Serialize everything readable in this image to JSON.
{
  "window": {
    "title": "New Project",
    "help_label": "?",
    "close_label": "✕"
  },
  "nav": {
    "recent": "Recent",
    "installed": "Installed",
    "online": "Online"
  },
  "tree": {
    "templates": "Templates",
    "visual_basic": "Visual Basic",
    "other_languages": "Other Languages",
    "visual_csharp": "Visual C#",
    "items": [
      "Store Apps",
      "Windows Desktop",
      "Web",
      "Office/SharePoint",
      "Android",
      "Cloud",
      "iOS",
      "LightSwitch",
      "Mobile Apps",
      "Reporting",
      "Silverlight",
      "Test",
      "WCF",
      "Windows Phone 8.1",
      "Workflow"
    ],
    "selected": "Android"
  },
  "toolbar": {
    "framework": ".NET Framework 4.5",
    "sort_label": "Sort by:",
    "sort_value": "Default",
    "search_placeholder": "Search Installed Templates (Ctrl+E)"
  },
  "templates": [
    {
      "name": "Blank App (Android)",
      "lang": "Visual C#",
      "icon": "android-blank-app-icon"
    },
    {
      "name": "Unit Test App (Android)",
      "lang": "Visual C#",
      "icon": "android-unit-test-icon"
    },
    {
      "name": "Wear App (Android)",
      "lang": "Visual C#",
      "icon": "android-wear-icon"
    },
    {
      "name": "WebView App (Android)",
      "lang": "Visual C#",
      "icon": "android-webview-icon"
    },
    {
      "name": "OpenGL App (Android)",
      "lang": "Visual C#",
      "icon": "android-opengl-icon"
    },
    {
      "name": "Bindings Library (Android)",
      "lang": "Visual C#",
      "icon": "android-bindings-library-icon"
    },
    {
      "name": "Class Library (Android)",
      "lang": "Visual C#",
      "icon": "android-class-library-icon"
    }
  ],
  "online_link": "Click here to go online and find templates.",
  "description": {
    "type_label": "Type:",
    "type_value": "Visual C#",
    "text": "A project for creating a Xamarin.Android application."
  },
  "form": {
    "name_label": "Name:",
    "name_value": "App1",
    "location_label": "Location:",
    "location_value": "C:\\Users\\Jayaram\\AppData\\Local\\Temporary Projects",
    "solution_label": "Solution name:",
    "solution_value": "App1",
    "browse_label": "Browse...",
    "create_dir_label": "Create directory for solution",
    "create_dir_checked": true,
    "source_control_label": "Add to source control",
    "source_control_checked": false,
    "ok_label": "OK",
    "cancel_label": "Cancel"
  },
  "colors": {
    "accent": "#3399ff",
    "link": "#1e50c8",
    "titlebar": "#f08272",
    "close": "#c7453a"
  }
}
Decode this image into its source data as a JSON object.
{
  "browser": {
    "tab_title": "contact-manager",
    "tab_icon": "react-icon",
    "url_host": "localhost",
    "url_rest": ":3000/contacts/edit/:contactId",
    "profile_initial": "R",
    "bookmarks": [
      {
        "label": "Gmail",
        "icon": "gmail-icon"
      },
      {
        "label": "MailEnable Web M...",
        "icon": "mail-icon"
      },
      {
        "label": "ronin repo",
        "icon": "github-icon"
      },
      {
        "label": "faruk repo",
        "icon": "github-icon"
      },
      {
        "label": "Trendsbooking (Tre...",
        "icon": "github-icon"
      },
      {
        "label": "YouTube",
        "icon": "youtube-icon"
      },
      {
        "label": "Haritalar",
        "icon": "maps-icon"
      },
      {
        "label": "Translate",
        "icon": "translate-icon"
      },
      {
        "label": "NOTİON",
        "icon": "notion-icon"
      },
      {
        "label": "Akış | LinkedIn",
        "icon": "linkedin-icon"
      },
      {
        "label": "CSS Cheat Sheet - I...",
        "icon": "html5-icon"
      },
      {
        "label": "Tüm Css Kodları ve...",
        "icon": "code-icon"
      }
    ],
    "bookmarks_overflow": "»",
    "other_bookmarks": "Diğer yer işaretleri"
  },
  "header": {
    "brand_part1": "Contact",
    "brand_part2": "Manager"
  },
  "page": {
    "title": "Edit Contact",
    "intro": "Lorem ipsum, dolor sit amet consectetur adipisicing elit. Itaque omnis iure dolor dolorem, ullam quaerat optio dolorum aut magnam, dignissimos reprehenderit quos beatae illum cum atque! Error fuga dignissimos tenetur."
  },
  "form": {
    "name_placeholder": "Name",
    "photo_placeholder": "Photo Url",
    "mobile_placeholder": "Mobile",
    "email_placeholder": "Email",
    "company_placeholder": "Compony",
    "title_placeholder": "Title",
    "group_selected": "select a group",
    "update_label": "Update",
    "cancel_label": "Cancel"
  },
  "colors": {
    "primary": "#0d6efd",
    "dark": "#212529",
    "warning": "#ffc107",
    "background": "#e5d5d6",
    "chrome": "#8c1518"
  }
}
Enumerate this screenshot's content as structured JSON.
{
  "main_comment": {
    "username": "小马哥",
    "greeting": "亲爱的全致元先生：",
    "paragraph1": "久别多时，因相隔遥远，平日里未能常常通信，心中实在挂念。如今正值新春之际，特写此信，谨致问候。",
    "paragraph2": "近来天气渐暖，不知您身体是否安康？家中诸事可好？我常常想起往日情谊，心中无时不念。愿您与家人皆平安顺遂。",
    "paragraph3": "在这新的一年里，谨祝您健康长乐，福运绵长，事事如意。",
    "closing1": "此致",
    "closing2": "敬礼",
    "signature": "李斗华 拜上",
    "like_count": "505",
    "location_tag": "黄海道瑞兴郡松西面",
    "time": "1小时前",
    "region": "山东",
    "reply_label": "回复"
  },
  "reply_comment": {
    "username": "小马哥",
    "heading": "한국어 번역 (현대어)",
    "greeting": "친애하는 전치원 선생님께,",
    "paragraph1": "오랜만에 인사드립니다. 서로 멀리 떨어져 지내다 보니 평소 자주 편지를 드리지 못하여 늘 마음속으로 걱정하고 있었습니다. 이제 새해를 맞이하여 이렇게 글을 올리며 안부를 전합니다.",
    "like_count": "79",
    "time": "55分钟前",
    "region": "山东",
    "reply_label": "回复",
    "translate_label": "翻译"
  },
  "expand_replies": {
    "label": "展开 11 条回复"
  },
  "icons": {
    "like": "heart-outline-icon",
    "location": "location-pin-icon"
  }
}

────────────────

Given request = Would you give the material above again, complete and exact?

Full solution =
Serialize everything readable in this image to JSON.
{
  "window": {
    "title": "New Project",
    "help_label": "?",
    "close_label": "✕"
  },
  "nav": {
    "recent": "Recent",
    "installed": "Installed",
    "online": "Online"
  },
  "tree": {
    "templates": "Templates",
    "visual_basic": "Visual Basic",
    "other_languages": "Other Languages",
    "visual_csharp": "Visual C#",
    "items": [
      "Store Apps",
      "Windows Desktop",
      "Web",
      "Office/SharePoint",
      "Android",
      "Cloud",
      "iOS",
      "LightSwitch",
      "Mobile Apps",
      "Reporting",
      "Silverlight",
      "Test",
      "WCF",
      "Windows Phone 8.1",
      "Workflow"
    ],
    "selected": "Android"
  },
  "toolbar": {
    "framework": ".NET Framework 4.5",
    "sort_label": "Sort by:",
    "sort_value": "Default",
    "search_placeholder": "Search Installed Templates (Ctrl+E)"
  },
  "templates": [
    {
      "name": "Blank App (Android)",
      "lang": "Visual C#",
      "icon": "android-blank-app-icon"
    },
    {
      "name": "Unit Test App (Android)",
      "lang": "Visual C#",
      "icon": "android-unit-test-icon"
    },
    {
      "name": "Wear App (Android)",
      "lang": "Visual C#",
      "icon": "android-wear-icon"
    },
    {
      "name": "WebView App (Android)",
      "lang": "Visual C#",
      "icon": "android-webview-icon"
    },
    {
      "name": "OpenGL App (Android)",
      "lang": "Visual C#",
      "icon": "android-opengl-icon"
    },
    {
      "name": "Bindings Library (Android)",
      "lang": "Visual C#",
      "icon": "android-bindings-library-icon"
    },
    {
      "name": "Class Library (Android)",
      "lang": "Visual C#",
      "icon": "android-class-library-icon"
    }
  ],
  "online_link": "Click here to go online and find templates.",
  "description": {
    "type_label": "Type:",
    "type_value": "Visual C#",
    "text": "A project for creating a Xamarin.Android application."
  },
  "form": {
    "name_label": "Name:",
    "name_value": "App1",
    "location_label": "Location:",
    "location_value": "C:\\Users\\Jayaram\\AppData\\Local\\Temporary Projects",
    "solution_label": "Solution name:",
    "solution_value": "App1",
    "browse_label": "Browse...",
    "create_dir_label": "Create directory for solution",
    "create_dir_checked": true,
    "source_control_label": "Add to source control",
    "source_control_checked": false,
    "ok_label": "OK",
    "cancel_label": "Cancel"
  },
  "colors": {
    "accent": "#3399ff",
    "link": "#1e50c8",
    "titlebar": "#f08272",
    "close": "#c7453a"
  }
}
Decode this image into its source data as a JSON object.
{
  "browser": {
    "tab_title": "contact-manager",
    "tab_icon": "react-icon",
    "url_host": "localhost",
    "url_rest": ":3000/contacts/edit/:contactId",
    "profile_initial": "R",
    "bookmarks": [
      {
        "label": "Gmail",
        "icon": "gmail-icon"
      },
      {
        "label": "MailEnable Web M...",
        "icon": "mail-icon"
      },
      {
        "label": "ronin repo",
        "icon": "github-icon"
      },
      {
        "label": "faruk repo",
        "icon": "github-icon"
      },
      {
        "label": "Trendsbooking (Tre...",
        "icon": "github-icon"
      },
      {
        "label": "YouTube",
        "icon": "youtube-icon"
      },
      {
        "label": "Haritalar",
        "icon": "maps-icon"
      },
      {
        "label": "Translate",
        "icon": "translate-icon"
      },
      {
        "label": "NOTİON",
        "icon": "notion-icon"
      },
      {
        "label": "Akış | LinkedIn",
        "icon": "linkedin-icon"
      },
      {
        "label": "CSS Cheat Sheet - I...",
        "icon": "html5-icon"
      },
      {
        "label": "Tüm Css Kodları ve...",
        "icon": "code-icon"
      }
    ],
    "bookmarks_overflow": "»",
    "other_bookmarks": "Diğer yer işaretleri"
  },
  "header": {
    "brand_part1": "Contact",
    "brand_part2": "Manager"
  },
  "page": {
    "title": "Edit Contact",
    "intro": "Lorem ipsum, dolor sit amet consectetur adipisicing elit. Itaque omnis iure dolor dolorem, ullam quaerat optio dolorum aut magnam, dignissimos reprehenderit quos beatae illum cum atque! Error fuga dignissimos tenetur."
  },
  "form": {
    "name_placeholder": "Name",
    "photo_placeholder": "Photo Url",
    "mobile_placeholder": "Mobile",
    "email_placeholder": "Email",
    "company_placeholder": "Compony",
    "title_placeholder": "Title",
    "group_selected": "select a group",
    "update_label": "Update",
    "cancel_label": "Cancel"
  },
  "colors": {
    "primary": "#0d6efd",
    "dark": "#212529",
    "warning": "#ffc107",
    "background": "#e5d5d6",
    "chrome": "#8c1518"
  }
}
Enumerate this screenshot's content as structured JSON.
{
  "main_comment": {
    "username": "小马哥",
    "greeting": "亲爱的全致元先生：",
    "paragraph1": "久别多时，因相隔遥远，平日里未能常常通信，心中实在挂念。如今正值新春之际，特写此信，谨致问候。",
    "paragraph2": "近来天气渐暖，不知您身体是否安康？家中诸事可好？我常常想起往日情谊，心中无时不念。愿您与家人皆平安顺遂。",
    "paragraph3": "在这新的一年里，谨祝您健康长乐，福运绵长，事事如意。",
    "closing1": "此致",
    "closing2": "敬礼",
    "signature": "李斗华 拜上",
    "like_count": "505",
    "location_tag": "黄海道瑞兴郡松西面",
    "time": "1小时前",
    "region": "山东",
    "reply_label": "回复"
  },
  "reply_comment": {
    "username": "小马哥",
    "heading": "한국어 번역 (현대어)",
    "greeting": "친애하는 전치원 선생님께,",
    "paragraph1": "오랜만에 인사드립니다. 서로 멀리 떨어져 지내다 보니 평소 자주 편지를 드리지 못하여 늘 마음속으로 걱정하고 있었습니다. 이제 새해를 맞이하여 이렇게 글을 올리며 안부를 전합니다.",
    "like_count": "79",
    "time": "55分钟前",
    "region": "山东",
    "reply_label": "回复",
    "translate_label": "翻译"
  },
  "expand_replies": {
    "label": "展开 11 条回复"
  },
  "icons": {
    "like": "heart-outline-icon",
    "location": "location-pin-icon"
  }
}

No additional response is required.